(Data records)
_ _ _

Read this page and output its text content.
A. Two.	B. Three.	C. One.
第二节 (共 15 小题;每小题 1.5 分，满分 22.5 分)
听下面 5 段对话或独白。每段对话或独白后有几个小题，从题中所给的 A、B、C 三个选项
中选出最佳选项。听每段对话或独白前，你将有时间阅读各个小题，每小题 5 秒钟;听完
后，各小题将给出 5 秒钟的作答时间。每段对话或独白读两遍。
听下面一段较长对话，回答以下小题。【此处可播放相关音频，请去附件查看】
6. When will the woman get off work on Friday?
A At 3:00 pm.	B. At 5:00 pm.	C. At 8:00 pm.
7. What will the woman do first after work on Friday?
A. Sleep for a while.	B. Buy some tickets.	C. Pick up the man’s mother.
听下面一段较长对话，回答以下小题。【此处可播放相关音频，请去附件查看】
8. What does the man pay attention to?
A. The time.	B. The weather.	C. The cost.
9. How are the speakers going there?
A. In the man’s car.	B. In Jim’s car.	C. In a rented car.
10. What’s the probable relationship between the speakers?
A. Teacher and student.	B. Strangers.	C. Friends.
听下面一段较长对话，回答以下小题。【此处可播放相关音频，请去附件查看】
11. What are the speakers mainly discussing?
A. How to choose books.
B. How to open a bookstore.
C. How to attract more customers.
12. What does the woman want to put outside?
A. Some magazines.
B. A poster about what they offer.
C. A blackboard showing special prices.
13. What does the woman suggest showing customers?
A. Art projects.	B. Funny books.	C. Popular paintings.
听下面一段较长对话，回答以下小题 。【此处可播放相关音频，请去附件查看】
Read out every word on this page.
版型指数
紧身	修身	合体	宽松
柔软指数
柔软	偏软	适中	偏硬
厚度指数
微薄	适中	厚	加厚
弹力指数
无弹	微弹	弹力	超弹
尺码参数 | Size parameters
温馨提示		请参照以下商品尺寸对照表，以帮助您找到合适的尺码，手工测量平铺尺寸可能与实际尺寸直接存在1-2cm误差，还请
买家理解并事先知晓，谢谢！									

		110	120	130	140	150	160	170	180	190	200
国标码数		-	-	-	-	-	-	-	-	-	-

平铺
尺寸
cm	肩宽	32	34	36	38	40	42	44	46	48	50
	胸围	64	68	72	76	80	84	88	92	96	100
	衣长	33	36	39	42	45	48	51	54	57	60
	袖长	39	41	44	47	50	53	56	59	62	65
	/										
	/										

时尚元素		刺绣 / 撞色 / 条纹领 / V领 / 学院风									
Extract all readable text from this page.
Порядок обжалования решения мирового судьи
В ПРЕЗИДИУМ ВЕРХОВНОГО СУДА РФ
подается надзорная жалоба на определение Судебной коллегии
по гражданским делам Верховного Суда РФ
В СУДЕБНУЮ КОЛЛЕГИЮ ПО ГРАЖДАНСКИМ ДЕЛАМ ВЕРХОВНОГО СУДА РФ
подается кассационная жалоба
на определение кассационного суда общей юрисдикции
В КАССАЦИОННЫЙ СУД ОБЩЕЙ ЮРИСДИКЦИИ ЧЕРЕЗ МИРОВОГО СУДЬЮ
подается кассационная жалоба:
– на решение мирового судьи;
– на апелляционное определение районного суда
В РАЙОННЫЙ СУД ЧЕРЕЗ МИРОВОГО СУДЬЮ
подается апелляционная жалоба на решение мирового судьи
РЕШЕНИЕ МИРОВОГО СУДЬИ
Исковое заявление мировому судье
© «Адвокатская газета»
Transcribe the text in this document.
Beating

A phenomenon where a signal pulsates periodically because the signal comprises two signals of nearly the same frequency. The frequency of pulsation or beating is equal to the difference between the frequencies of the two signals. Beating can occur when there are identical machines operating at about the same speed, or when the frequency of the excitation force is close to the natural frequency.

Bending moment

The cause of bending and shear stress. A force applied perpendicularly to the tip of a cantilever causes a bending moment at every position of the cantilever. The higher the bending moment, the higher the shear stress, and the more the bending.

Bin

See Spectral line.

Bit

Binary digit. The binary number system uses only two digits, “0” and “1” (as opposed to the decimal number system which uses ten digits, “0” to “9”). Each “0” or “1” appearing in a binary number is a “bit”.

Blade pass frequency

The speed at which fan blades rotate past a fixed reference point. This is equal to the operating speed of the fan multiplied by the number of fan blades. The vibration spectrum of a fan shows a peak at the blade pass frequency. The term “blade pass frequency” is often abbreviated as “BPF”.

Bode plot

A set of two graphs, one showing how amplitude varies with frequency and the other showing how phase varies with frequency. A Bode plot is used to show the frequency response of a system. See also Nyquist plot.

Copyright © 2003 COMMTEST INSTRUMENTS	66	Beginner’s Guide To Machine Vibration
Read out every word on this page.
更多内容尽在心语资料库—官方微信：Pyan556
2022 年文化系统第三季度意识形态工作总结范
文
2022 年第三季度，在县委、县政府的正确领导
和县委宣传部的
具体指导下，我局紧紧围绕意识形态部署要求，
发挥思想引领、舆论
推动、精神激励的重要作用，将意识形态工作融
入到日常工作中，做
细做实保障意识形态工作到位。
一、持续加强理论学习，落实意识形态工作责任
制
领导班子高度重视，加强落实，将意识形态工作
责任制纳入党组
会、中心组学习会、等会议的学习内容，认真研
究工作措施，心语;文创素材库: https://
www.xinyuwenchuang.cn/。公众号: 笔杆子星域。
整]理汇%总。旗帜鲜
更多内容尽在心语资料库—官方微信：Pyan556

_ _ _

GOAL OF THE EXERCISE
Print out every record again, exactly and in full.

WORKED SOLUTION
Read this page and output its text content.
A. Two.	B. Three.	C. One.
第二节 (共 15 小题;每小题 1.5 分，满分 22.5 分)
听下面 5 段对话或独白。每段对话或独白后有几个小题，从题中所给的 A、B、C 三个选项
中选出最佳选项。听每段对话或独白前，你将有时间阅读各个小题，每小题 5 秒钟;听完
后，各小题将给出 5 秒钟的作答时间。每段对话或独白读两遍。
听下面一段较长对话，回答以下小题。【此处可播放相关音频，请去附件查看】
6. When will the woman get off work on Friday?
A At 3:00 pm.	B. At 5:00 pm.	C. At 8:00 pm.
7. What will the woman do first after work on Friday?
A. Sleep for a while.	B. Buy some tickets.	C. Pick up the man’s mother.
听下面一段较长对话，回答以下小题。【此处可播放相关音频，请去附件查看】
8. What does the man pay attention to?
A. The time.	B. The weather.	C. The cost.
9. How are the speakers going there?
A. In the man’s car.	B. In Jim’s car.	C. In a rented car.
10. What’s the probable relationship between the speakers?
A. Teacher and student.	B. Strangers.	C. Friends.
听下面一段较长对话，回答以下小题。【此处可播放相关音频，请去附件查看】
11. What are the speakers mainly discussing?
A. How to choose books.
B. How to open a bookstore.
C. How to attract more customers.
12. What does the woman want to put outside?
A. Some magazines.
B. A poster about what they offer.
C. A blackboard showing special prices.
13. What does the woman suggest showing customers?
A. Art projects.	B. Funny books.	C. Popular paintings.
听下面一段较长对话，回答以下小题 。【此处可播放相关音频，请去附件查看】
Read out every word on this page.
版型指数
紧身	修身	合体	宽松
柔软指数
柔软	偏软	适中	偏硬
厚度指数
微薄	适中	厚	加厚
弹力指数
无弹	微弹	弹力	超弹
尺码参数 | Size parameters
温馨提示		请参照以下商品尺寸对照表，以帮助您找到合适的尺码，手工测量平铺尺寸可能与实际尺寸直接存在1-2cm误差，还请
买家理解并事先知晓，谢谢！									

		110	120	130	140	150	160	170	180	190	200
国标码数		-	-	-	-	-	-	-	-	-	-

平铺
尺寸
cm	肩宽	32	34	36	38	40	42	44	46	48	50
	胸围	64	68	72	76	80	84	88	92	96	100
	衣长	33	36	39	42	45	48	51	54	57	60
	袖长	39	41	44	47	50	53	56	59	62	65
	/										
	/										

时尚元素		刺绣 / 撞色 / 条纹领 / V领 / 学院风									
Extract all readable text from this page.
Порядок обжалования решения мирового судьи
В ПРЕЗИДИУМ ВЕРХОВНОГО СУДА РФ
подается надзорная жалоба на определение Судебной коллегии
по гражданским делам Верховного Суда РФ
В СУДЕБНУЮ КОЛЛЕГИЮ ПО ГРАЖДАНСКИМ ДЕЛАМ ВЕРХОВНОГО СУДА РФ
подается кассационная жалоба
на определение кассационного суда общей юрисдикции
В КАССАЦИОННЫЙ СУД ОБЩЕЙ ЮРИСДИКЦИИ ЧЕРЕЗ МИРОВОГО СУДЬЮ
подается кассационная жалоба:
– на решение мирового судьи;
– на апелляционное определение районного суда
В РАЙОННЫЙ СУД ЧЕРЕЗ МИРОВОГО СУДЬЮ
подается апелляционная жалоба на решение мирового судьи
РЕШЕНИЕ МИРОВОГО СУДЬИ
Исковое заявление мировому судье
© «Адвокатская газета»
Transcribe the text in this document.
Beating

A phenomenon where a signal pulsates periodically because the signal comprises two signals of nearly the same frequency. The frequency of pulsation or beating is equal to the difference between the frequencies of the two signals. Beating can occur when there are identical machines operating at about the same speed, or when the frequency of the excitation force is close to the natural frequency.

Bending moment

The cause of bending and shear stress. A force applied perpendicularly to the tip of a cantilever causes a bending moment at every position of the cantilever. The higher the bending moment, the higher the shear stress, and the more the bending.

Bin

See Spectral line.

Bit

Binary digit. The binary number system uses only two digits, “0” and “1” (as opposed to the decimal number system which uses ten digits, “0” to “9”). Each “0” or “1” appearing in a binary number is a “bit”.

Blade pass frequency

The speed at which fan blades rotate past a fixed reference point. This is equal to the operating speed of the fan multiplied by the number of fan blades. The vibration spectrum of a fan shows a peak at the blade pass frequency. The term “blade pass frequency” is often abbreviated as “BPF”.

Bode plot

A set of two graphs, one showing how amplitude varies with frequency and the other showing how phase varies with frequency. A Bode plot is used to show the frequency response of a system. See also Nyquist plot.

Copyright © 2003 COMMTEST INSTRUMENTS	66	Beginner’s Guide To Machine Vibration
Read out every word on this page.
更多内容尽在心语资料库—官方微信：Pyan556
2022 年文化系统第三季度意识形态工作总结范
文
2022 年第三季度，在县委、县政府的正确领导
和县委宣传部的
具体指导下，我局紧紧围绕意识形态部署要求，
发挥思想引领、舆论
推动、精神激励的重要作用，将意识形态工作融
入到日常工作中，做
细做实保障意识形态工作到位。
一、持续加强理论学习，落实意识形态工作责任
制
领导班子高度重视，加强落实，将意识形态工作
责任制纳入党组
会、中心组学习会、等会议的学习内容，认真研
究工作措施，心语;文创素材库: https://
www.xinyuwenchuang.cn/。公众号: 笔杆子星域。
整]理汇%总。旗帜鲜
更多内容尽在心语资料库—官方微信：Pyan556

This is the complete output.